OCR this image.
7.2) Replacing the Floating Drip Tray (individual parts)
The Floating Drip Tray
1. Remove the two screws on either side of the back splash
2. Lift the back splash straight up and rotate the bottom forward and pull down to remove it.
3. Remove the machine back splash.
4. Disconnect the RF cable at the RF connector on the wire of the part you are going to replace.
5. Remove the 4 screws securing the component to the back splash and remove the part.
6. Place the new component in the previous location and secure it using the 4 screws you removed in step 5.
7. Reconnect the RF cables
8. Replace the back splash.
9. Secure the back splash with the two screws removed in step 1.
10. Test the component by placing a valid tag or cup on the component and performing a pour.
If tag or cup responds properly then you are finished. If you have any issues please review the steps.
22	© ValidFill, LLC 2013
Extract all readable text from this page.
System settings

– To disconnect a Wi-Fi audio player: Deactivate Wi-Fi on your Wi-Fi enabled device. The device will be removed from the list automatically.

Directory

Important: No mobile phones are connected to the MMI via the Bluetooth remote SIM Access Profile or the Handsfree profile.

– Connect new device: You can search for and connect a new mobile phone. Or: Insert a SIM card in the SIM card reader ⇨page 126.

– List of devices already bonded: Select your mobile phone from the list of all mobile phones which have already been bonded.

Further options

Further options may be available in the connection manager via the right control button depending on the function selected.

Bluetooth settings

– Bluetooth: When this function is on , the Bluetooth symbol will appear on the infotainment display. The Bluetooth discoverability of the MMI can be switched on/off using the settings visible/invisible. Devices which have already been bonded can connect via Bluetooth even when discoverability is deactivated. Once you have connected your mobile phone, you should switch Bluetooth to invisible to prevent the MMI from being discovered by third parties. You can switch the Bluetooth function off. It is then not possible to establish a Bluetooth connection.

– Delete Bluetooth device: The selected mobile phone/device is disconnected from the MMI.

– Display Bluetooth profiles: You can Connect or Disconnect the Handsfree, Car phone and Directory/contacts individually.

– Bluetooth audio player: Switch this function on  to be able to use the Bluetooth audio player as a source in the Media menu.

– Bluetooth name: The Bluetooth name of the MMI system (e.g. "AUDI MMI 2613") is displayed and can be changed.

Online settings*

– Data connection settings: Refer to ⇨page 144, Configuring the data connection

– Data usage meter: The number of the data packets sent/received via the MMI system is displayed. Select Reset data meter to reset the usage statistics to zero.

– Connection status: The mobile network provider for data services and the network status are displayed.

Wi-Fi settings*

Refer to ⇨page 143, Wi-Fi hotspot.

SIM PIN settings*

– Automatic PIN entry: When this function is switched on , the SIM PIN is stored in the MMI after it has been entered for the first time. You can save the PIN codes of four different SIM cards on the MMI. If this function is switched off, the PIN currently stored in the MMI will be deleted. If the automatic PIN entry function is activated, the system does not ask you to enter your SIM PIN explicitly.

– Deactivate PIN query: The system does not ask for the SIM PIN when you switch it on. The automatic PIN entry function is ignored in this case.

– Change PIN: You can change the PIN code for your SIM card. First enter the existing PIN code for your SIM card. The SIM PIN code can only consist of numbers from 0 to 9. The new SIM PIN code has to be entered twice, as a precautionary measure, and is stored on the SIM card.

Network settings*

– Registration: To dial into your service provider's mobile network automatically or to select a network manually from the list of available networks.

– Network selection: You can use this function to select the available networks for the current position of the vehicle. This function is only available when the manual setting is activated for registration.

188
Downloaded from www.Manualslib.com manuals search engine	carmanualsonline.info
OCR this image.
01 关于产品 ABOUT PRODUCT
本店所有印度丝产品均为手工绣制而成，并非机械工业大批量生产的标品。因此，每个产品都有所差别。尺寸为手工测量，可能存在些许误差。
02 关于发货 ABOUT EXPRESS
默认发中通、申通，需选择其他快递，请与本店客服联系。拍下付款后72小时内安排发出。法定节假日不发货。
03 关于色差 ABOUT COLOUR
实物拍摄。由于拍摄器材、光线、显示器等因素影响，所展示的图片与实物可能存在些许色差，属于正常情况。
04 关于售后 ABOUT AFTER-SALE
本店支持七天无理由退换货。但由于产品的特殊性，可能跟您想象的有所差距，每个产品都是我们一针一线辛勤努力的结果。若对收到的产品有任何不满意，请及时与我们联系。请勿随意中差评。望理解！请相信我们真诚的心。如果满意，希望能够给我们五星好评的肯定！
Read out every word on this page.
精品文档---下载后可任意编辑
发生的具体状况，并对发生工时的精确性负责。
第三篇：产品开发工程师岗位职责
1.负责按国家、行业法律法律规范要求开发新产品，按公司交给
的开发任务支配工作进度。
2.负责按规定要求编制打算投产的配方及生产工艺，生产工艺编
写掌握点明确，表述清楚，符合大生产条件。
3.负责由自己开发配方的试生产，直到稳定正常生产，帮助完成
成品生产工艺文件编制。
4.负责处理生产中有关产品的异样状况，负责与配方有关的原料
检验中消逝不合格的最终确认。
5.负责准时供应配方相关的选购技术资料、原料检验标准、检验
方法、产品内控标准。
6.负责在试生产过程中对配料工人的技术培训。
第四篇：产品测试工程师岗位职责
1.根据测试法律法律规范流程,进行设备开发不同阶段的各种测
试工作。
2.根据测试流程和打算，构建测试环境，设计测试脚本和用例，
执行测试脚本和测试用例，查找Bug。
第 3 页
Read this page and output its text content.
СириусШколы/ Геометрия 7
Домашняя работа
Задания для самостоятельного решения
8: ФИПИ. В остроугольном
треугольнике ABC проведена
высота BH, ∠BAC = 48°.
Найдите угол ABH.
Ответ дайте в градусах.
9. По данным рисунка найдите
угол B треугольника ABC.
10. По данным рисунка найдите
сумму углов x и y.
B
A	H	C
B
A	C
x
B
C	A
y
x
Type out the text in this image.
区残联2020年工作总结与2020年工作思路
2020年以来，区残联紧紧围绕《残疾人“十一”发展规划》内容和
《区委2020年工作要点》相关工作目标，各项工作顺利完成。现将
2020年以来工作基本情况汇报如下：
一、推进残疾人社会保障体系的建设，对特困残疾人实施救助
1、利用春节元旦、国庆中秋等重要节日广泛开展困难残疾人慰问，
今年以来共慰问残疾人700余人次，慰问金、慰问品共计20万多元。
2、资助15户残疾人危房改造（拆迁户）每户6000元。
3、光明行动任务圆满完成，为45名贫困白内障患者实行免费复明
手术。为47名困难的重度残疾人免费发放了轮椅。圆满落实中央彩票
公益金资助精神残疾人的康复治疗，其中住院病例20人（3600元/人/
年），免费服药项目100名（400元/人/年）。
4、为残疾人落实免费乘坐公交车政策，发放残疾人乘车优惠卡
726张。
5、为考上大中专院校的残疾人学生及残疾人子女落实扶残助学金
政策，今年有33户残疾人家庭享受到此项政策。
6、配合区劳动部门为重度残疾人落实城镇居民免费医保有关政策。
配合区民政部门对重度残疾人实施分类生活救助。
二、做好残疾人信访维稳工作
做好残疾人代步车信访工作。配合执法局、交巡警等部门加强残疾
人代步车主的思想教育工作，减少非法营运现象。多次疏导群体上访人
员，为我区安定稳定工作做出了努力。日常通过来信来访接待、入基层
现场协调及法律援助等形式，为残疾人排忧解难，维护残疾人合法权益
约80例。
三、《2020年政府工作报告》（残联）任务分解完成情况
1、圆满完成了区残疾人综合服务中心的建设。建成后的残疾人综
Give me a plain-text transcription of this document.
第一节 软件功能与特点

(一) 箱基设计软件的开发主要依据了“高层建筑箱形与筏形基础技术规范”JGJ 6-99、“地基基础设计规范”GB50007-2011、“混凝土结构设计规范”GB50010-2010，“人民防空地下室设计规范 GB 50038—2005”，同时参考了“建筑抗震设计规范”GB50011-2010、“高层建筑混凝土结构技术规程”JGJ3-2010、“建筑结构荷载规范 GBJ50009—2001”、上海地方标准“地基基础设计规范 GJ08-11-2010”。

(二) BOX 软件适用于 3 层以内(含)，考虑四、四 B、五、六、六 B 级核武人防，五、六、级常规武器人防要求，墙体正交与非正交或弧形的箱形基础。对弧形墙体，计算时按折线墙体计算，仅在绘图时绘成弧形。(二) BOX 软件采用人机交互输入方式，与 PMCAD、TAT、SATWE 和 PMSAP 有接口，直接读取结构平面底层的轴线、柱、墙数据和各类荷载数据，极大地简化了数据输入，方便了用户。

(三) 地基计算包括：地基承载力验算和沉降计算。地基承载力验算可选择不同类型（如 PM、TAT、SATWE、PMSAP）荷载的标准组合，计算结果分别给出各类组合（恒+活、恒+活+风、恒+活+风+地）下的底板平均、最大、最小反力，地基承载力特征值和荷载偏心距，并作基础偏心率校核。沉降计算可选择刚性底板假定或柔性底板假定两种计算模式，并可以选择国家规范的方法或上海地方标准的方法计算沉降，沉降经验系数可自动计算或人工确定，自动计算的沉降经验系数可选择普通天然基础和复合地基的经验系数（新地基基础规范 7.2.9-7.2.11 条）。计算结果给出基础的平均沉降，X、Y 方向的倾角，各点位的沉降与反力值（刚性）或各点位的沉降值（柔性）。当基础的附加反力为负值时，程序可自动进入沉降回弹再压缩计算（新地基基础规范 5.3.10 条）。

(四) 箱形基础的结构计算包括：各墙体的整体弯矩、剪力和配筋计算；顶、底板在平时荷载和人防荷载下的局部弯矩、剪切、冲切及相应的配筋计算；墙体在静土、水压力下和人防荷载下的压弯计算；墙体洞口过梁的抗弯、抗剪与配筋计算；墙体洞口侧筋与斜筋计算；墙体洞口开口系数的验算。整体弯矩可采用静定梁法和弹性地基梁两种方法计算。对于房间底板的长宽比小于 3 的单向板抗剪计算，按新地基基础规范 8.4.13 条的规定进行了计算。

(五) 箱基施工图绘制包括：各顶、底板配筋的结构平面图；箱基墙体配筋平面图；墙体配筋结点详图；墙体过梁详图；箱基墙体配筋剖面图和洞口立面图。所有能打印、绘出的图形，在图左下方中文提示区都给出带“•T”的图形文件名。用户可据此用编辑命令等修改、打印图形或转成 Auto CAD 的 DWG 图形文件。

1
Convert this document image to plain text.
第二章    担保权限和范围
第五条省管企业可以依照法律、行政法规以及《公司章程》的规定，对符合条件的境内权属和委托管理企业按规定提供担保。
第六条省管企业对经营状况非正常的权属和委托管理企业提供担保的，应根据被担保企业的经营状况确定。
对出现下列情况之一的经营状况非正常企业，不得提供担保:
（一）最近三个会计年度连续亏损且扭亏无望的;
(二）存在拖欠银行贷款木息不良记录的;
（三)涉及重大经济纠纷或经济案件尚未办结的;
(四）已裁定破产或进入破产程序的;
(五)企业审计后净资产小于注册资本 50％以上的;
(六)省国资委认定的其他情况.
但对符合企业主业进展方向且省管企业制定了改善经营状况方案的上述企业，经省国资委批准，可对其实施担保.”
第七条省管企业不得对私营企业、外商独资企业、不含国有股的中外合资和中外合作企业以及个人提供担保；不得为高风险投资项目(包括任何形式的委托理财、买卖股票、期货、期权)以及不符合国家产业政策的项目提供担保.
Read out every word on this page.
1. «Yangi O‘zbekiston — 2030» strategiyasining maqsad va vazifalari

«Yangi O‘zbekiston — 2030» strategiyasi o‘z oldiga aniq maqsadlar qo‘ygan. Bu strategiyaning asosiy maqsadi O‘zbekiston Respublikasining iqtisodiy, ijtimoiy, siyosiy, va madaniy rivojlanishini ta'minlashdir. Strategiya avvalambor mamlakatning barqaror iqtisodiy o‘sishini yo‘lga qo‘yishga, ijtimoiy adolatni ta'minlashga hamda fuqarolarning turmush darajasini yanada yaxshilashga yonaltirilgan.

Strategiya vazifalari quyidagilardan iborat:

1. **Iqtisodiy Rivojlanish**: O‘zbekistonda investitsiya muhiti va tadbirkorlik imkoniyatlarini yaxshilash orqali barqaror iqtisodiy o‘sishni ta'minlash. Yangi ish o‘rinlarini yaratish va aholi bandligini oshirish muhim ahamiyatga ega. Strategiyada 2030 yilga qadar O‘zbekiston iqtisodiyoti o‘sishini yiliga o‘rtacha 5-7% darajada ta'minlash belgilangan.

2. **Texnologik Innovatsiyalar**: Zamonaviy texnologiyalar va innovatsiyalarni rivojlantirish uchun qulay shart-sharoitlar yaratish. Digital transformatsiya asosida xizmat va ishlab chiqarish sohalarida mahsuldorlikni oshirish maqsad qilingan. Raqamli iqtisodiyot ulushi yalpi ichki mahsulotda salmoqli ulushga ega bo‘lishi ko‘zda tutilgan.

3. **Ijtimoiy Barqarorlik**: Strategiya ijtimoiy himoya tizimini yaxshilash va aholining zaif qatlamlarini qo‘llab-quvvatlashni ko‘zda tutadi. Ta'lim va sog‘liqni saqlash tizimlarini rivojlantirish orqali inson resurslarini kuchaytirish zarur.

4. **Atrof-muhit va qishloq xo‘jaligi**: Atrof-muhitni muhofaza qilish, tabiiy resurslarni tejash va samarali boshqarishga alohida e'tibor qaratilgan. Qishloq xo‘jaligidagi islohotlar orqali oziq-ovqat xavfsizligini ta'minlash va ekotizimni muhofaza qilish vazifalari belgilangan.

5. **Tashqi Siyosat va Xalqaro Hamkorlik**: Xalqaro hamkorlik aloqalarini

────

> **WHAT YOU SHOULD DO**:
Lines that hold the word "will" are the ones to return, every one of them.

> **WRITTEN SOLUTION**:
– To disconnect a Wi-Fi audio player: Deactivate Wi-Fi on your Wi-Fi enabled device. The device will be removed from the list automatically.
– Bluetooth: When this function is on , the Bluetooth symbol will appear on the infotainment display. The Bluetooth discoverability of the MMI can be switched on/off using the settings visible/invisible. Devices which have already been bonded can connect via Bluetooth even when discoverability is deactivated. Once you have connected your mobile phone, you should switch Bluetooth to invisible to prevent the MMI from being discovered by third parties. You can switch the Bluetooth function off. It is then not possible to establish a Bluetooth connection.
– Automatic PIN entry: When this function is switched on , the SIM PIN is stored in the MMI after it has been entered for the first time. You can save the PIN codes of four different SIM cards on the MMI. If this function is switched off, the PIN currently stored in the MMI will be deleted. If the automatic PIN entry function is activated, the system does not ask you to enter your SIM PIN explicitly.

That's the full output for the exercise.